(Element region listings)
= = = = =
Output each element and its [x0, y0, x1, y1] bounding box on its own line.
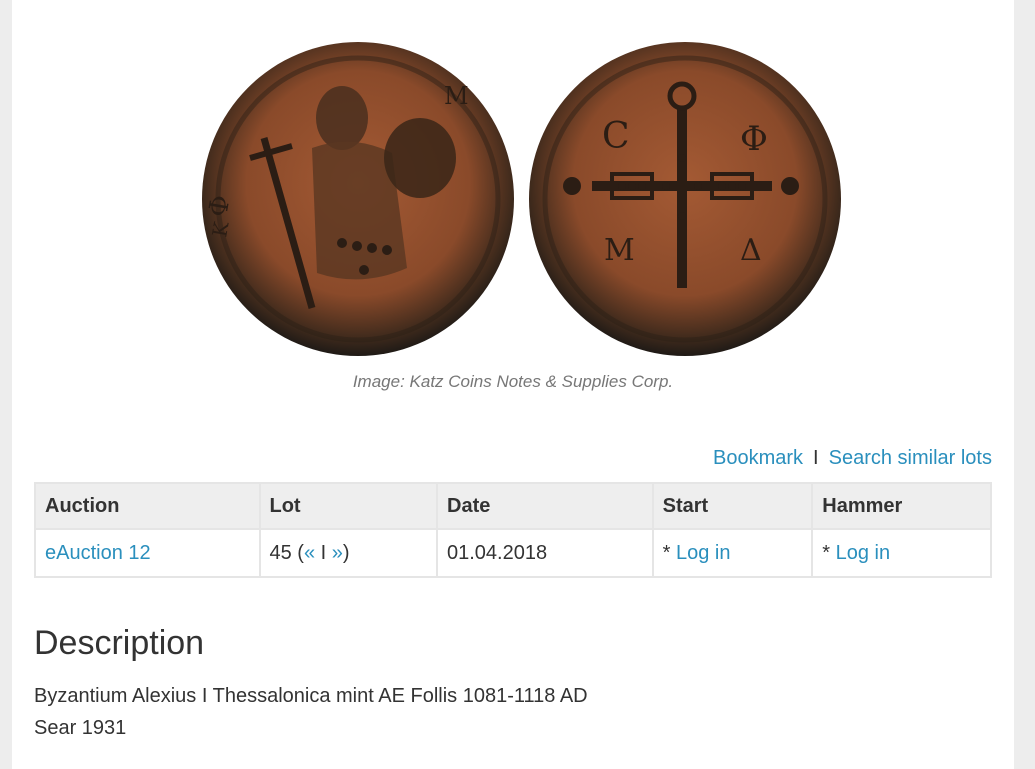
auction-link[interactable]: eAuction 12 — [45, 542, 151, 564]
header-date: Date — [436, 482, 654, 530]
hammer-asterisk: * — [822, 541, 836, 564]
coin-image[interactable]: Φ K M C Φ M Δ — [192, 38, 852, 360]
lot-page: Φ K M C Φ M Δ Image: Katz Coins Notes & … — [12, 0, 1014, 769]
next-lot-link[interactable]: » — [332, 542, 343, 564]
description-heading: Description — [34, 624, 205, 662]
cell-auction: eAuction 12 — [34, 528, 261, 578]
header-lot: Lot — [258, 482, 438, 530]
lot-close-paren: ) — [342, 541, 350, 564]
lot-number: 45 ( — [269, 541, 304, 564]
svg-text:M: M — [444, 82, 469, 110]
cell-hammer: * Log in — [811, 528, 992, 578]
svg-text:M: M — [604, 233, 635, 268]
lot-table: Auction Lot Date Start Hammer eAuction 1… — [34, 482, 992, 578]
coin-obverse: Φ K M — [202, 42, 514, 356]
image-caption: Image: Katz Coins Notes & Supplies Corp. — [352, 372, 674, 391]
table-row: eAuction 12 45 (« I ») 01.04.2018 * Log … — [34, 528, 992, 578]
hammer-login-link[interactable]: Log in — [836, 542, 891, 564]
search-similar-lots-link[interactable]: Search similar lots — [829, 447, 992, 469]
header-start: Start — [651, 482, 814, 530]
svg-text:Φ: Φ — [740, 119, 768, 159]
table-header-row: Auction Lot Date Start Hammer — [34, 482, 992, 530]
cell-start: * Log in — [651, 528, 814, 578]
cell-lot: 45 (« I ») — [258, 528, 438, 578]
header-auction: Auction — [34, 482, 261, 530]
cell-date: 01.04.2018 — [436, 528, 654, 578]
header-hammer: Hammer — [811, 482, 992, 530]
previous-lot-link[interactable]: « — [304, 542, 315, 564]
description-reference: Sear 1931 — [34, 717, 127, 739]
coin-reverse: C Φ M Δ — [529, 42, 841, 356]
description-text: Byzantium Alexius I Thessalonica mint AE… — [34, 685, 588, 707]
start-login-link[interactable]: Log in — [676, 542, 731, 564]
start-asterisk: * — [662, 541, 676, 564]
lot-nav-separator: I — [315, 541, 332, 564]
bookmark-link[interactable]: Bookmark — [713, 447, 803, 469]
svg-text:C: C — [602, 116, 630, 157]
svg-text:Δ: Δ — [740, 233, 762, 268]
actions-separator: I — [813, 447, 819, 469]
lot-actions: Bookmark I Search similar lots — [713, 447, 992, 470]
= = = = =
» **GIVEN EXERCISE**: Reproduce all the lines of the records above word for word, leaving out the pictures.

» **EXERCISE RESPONSE**:
Output each element and its [x0, y0, x1, y1] bounding box on its own line.
auction-link[interactable]: eAuction 12 — [45, 542, 151, 564]
header-date: Date — [436, 482, 654, 530]
hammer-asterisk: * — [822, 541, 836, 564]
coin-image[interactable]: Φ K M C Φ M Δ — [192, 38, 852, 360]
lot-page: Φ K M C Φ M Δ Image: Katz Coins Notes & … — [12, 0, 1014, 769]
next-lot-link[interactable]: » — [332, 542, 343, 564]
description-heading: Description — [34, 624, 205, 662]
cell-auction: eAuction 12 — [34, 528, 261, 578]
header-lot: Lot — [258, 482, 438, 530]
lot-close-paren: ) — [342, 541, 350, 564]
lot-number: 45 ( — [269, 541, 304, 564]
svg-text:M: M — [444, 82, 469, 110]
cell-hammer: * Log in — [811, 528, 992, 578]
svg-text:M: M — [604, 233, 635, 268]
lot-table: Auction Lot Date Start Hammer eAuction 1… — [34, 482, 992, 578]
coin-obverse: Φ K M — [202, 42, 514, 356]
image-caption: Image: Katz Coins Notes & Supplies Corp. — [352, 372, 674, 391]
table-row: eAuction 12 45 (« I ») 01.04.2018 * Log … — [34, 528, 992, 578]
hammer-login-link[interactable]: Log in — [836, 542, 891, 564]
search-similar-lots-link[interactable]: Search similar lots — [829, 447, 992, 469]
header-start: Start — [651, 482, 814, 530]
svg-text:Φ: Φ — [740, 119, 768, 159]
table-header-row: Auction Lot Date Start Hammer — [34, 482, 992, 530]
cell-start: * Log in — [651, 528, 814, 578]
cell-lot: 45 (« I ») — [258, 528, 438, 578]
header-auction: Auction — [34, 482, 261, 530]
cell-date: 01.04.2018 — [436, 528, 654, 578]
header-hammer: Hammer — [811, 482, 992, 530]
previous-lot-link[interactable]: « — [304, 542, 315, 564]
description-reference: Sear 1931 — [34, 717, 127, 739]
coin-reverse: C Φ M Δ — [529, 42, 841, 356]
description-text: Byzantium Alexius I Thessalonica mint AE… — [34, 685, 588, 707]
start-login-link[interactable]: Log in — [676, 542, 731, 564]
start-asterisk: * — [662, 541, 676, 564]
lot-nav-separator: I — [315, 541, 332, 564]
bookmark-link[interactable]: Bookmark — [713, 447, 803, 469]
svg-text:C: C — [602, 116, 630, 157]
svg-text:Δ: Δ — [740, 233, 762, 268]
actions-separator: I — [813, 447, 819, 469]
lot-actions: Bookmark I Search similar lots — [713, 447, 992, 470]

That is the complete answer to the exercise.